** begin AVAILABLE RECORDS **
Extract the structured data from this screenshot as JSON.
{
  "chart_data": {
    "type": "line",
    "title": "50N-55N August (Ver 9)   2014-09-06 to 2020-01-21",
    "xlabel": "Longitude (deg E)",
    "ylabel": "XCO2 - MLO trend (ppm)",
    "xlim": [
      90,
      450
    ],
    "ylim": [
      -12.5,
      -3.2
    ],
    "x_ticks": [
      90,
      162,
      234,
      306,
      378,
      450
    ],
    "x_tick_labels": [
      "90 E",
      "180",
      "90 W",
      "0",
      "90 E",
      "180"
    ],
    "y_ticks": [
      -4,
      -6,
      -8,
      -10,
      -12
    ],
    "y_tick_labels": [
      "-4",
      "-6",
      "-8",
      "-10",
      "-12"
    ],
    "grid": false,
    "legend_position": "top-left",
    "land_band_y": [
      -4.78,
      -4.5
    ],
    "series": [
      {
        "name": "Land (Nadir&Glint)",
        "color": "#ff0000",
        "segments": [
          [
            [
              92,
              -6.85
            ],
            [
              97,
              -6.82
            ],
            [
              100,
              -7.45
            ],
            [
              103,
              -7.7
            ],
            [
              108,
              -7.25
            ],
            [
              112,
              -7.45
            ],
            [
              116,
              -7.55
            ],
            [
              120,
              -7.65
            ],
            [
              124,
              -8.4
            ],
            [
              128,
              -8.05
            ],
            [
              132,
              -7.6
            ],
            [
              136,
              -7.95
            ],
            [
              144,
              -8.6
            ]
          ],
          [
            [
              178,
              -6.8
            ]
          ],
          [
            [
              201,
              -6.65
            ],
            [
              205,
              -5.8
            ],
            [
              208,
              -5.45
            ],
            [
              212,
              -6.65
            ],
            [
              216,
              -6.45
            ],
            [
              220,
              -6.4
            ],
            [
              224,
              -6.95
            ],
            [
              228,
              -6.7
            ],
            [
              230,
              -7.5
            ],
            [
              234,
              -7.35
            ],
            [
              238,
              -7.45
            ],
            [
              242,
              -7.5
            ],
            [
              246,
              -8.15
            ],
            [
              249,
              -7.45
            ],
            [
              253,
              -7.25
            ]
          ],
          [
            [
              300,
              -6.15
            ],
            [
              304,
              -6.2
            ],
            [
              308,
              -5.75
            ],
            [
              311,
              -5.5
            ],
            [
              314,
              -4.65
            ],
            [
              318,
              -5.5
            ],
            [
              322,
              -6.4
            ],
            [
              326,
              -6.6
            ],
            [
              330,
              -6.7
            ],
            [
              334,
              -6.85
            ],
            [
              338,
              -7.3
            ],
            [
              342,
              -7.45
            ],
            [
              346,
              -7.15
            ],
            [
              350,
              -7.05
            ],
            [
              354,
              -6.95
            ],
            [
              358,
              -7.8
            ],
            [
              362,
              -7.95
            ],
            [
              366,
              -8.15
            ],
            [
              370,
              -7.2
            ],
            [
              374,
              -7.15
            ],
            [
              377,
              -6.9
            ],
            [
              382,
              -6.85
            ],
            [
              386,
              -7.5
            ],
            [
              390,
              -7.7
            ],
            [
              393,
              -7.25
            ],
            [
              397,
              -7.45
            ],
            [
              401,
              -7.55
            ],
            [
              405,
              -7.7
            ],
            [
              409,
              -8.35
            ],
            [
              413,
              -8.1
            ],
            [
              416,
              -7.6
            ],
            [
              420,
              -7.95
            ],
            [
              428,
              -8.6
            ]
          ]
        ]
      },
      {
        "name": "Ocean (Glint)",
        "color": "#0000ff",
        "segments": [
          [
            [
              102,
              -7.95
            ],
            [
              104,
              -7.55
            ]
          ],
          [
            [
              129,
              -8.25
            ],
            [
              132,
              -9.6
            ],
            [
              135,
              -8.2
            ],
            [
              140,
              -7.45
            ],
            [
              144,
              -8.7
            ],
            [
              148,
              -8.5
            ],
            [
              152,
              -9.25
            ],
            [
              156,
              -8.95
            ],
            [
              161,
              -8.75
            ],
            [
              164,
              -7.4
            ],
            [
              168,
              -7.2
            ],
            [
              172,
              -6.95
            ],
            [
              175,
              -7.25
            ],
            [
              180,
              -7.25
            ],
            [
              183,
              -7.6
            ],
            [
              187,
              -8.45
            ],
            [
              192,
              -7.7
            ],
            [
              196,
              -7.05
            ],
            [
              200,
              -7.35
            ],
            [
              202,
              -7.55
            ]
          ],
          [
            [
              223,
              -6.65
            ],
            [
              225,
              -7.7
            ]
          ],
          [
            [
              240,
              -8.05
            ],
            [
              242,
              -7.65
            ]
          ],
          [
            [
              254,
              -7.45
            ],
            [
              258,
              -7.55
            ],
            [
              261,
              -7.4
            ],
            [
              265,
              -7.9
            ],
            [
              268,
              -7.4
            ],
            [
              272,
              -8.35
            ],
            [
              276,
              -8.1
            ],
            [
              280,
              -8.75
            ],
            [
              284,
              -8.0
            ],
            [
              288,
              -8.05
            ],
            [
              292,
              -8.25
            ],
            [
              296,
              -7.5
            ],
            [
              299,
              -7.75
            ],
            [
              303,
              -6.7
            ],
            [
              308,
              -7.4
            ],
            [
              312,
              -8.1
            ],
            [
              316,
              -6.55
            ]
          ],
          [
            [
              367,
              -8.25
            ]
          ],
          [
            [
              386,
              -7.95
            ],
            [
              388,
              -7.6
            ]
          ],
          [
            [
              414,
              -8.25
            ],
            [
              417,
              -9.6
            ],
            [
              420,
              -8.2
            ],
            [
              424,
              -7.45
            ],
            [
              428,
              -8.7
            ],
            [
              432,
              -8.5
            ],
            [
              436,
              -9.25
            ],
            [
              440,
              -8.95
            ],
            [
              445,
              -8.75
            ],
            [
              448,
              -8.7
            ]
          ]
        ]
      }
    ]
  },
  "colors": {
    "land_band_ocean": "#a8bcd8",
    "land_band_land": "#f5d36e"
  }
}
** end AVAILABLE RECORDS **
** begin AVAILABLE RECORDS **
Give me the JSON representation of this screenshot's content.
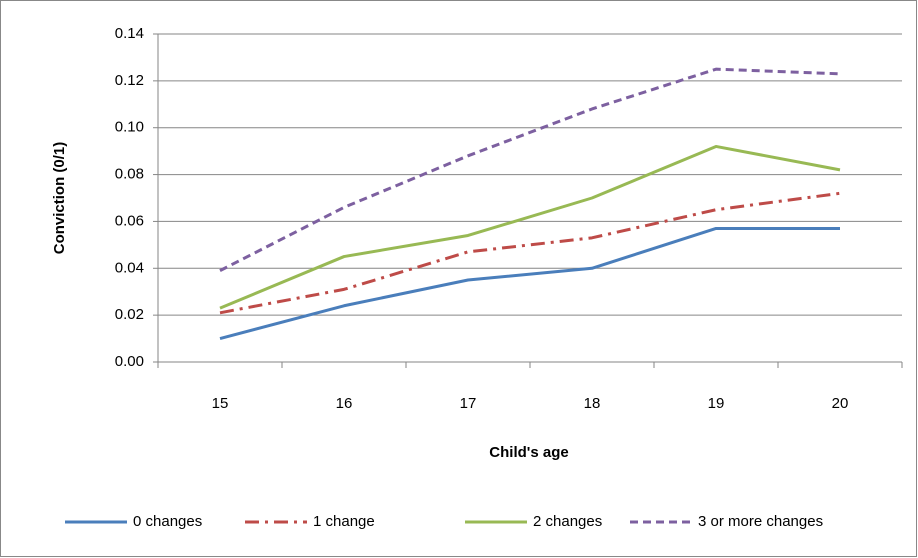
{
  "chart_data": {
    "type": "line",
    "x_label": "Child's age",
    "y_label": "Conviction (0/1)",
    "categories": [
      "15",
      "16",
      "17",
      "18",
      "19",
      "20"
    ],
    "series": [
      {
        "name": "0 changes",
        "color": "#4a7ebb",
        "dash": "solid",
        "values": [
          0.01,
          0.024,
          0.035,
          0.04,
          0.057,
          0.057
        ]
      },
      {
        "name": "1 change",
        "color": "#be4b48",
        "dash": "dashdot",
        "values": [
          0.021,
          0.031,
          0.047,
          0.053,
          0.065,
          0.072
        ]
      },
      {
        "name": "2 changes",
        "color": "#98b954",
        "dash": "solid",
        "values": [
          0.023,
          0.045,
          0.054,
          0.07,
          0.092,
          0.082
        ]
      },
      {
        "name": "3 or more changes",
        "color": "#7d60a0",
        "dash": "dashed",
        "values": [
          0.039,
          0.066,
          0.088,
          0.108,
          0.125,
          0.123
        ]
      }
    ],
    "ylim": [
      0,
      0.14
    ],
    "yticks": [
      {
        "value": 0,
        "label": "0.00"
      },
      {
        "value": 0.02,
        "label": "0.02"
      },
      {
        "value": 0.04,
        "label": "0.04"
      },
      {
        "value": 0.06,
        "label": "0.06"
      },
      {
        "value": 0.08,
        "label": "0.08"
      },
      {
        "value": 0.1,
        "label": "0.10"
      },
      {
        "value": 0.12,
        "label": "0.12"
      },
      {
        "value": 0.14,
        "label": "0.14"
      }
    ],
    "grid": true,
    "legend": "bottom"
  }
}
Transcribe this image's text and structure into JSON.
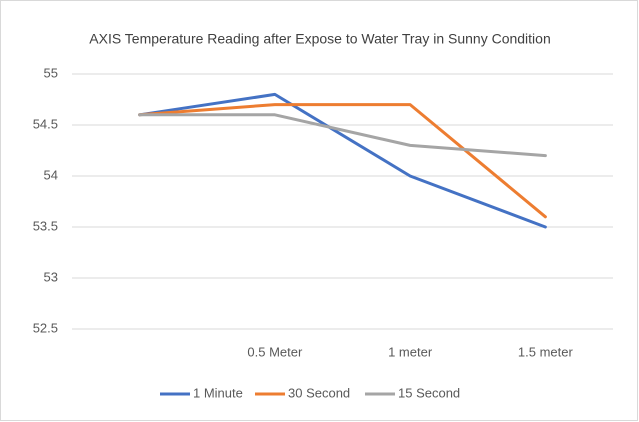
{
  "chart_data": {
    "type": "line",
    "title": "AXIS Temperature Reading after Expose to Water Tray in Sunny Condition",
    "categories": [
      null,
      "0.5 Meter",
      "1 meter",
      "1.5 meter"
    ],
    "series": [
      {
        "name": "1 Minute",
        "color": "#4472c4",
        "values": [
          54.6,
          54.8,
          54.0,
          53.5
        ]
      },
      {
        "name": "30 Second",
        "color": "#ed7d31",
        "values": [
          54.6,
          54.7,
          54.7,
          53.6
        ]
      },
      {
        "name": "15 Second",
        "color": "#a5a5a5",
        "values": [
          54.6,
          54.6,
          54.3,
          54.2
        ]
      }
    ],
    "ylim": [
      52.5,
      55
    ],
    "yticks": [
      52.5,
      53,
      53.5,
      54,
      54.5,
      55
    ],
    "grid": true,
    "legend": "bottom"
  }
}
** end AVAILABLE RECORDS **
** begin AVAILABLE RECORDS **
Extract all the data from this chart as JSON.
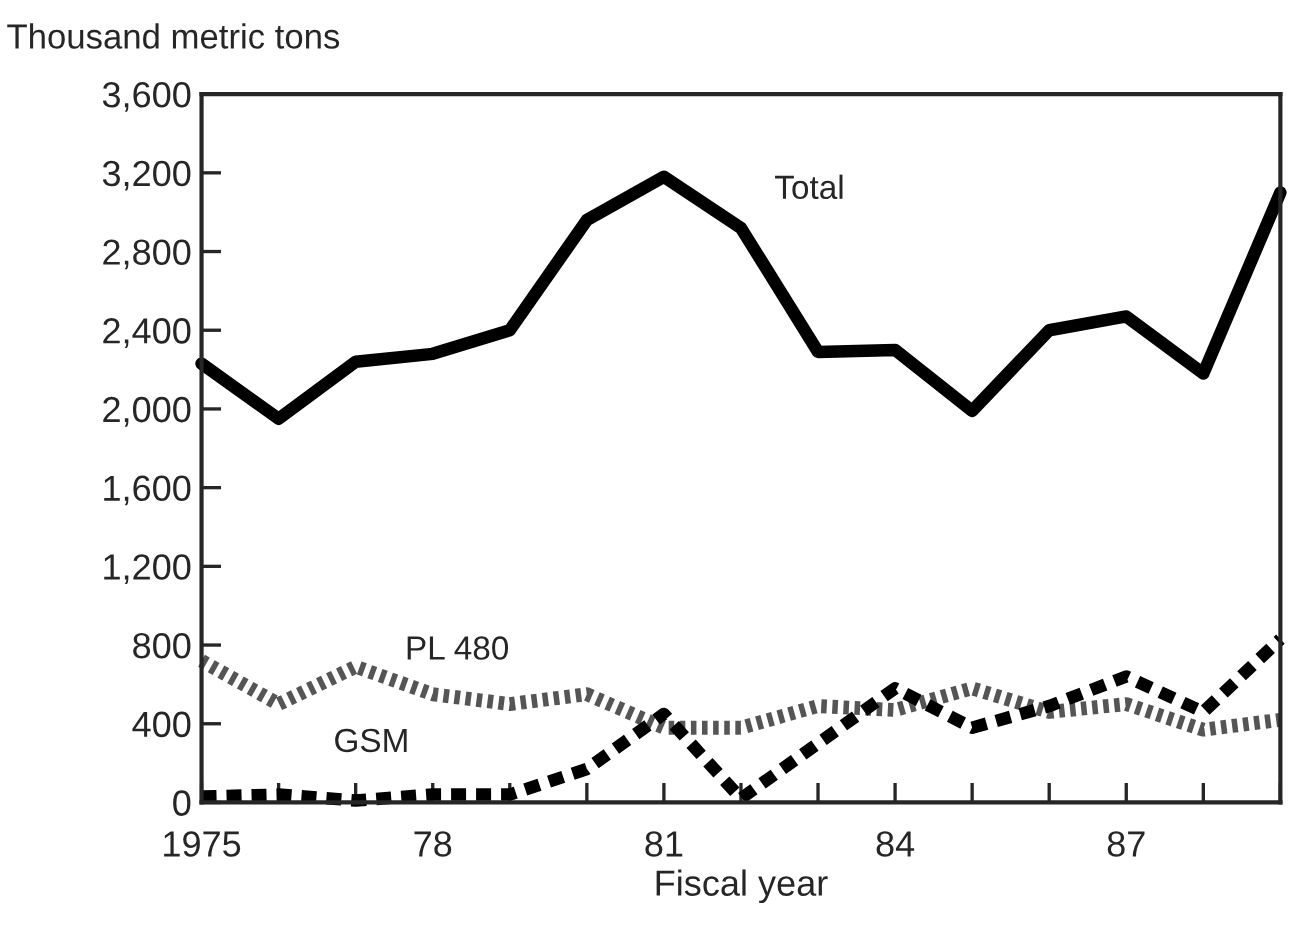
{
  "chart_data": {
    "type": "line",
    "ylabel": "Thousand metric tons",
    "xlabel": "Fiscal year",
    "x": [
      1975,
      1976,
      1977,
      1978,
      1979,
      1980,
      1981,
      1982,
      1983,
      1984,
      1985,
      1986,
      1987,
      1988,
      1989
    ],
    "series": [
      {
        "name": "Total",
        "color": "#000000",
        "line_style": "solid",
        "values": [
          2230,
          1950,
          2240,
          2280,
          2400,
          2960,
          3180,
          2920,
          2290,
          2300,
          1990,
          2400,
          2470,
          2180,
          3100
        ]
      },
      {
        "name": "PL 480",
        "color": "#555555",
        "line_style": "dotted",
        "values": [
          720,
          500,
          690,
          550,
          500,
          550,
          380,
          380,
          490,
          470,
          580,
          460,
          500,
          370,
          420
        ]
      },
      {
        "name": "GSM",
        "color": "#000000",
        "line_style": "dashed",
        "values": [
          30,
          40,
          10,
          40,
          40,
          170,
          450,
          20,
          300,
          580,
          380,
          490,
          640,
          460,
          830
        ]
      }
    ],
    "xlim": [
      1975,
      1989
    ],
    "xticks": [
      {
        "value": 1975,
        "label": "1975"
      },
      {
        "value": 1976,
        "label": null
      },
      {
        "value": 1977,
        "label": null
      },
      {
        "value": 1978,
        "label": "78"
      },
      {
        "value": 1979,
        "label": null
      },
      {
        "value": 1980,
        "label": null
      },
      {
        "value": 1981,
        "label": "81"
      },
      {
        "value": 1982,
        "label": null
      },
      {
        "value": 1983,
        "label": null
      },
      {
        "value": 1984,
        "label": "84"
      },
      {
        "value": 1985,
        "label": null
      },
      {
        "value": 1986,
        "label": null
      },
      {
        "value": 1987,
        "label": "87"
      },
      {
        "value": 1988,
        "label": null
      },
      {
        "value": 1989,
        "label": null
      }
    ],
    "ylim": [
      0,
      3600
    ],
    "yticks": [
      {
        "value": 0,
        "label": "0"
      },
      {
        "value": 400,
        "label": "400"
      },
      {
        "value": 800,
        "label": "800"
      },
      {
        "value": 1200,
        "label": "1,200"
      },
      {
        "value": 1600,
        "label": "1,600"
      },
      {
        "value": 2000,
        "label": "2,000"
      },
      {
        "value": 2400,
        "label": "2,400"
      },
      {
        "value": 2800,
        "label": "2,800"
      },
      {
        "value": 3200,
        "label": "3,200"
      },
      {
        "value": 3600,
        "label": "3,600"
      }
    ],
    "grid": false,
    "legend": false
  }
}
** end AVAILABLE RECORDS **
WHAT THE TASK ASKS
Copy out every line in the listing where the word "Extract" appears.

WRITTEN ANSWER
Extract the structured data from this screenshot as JSON.
Extract all the data from this chart as JSON.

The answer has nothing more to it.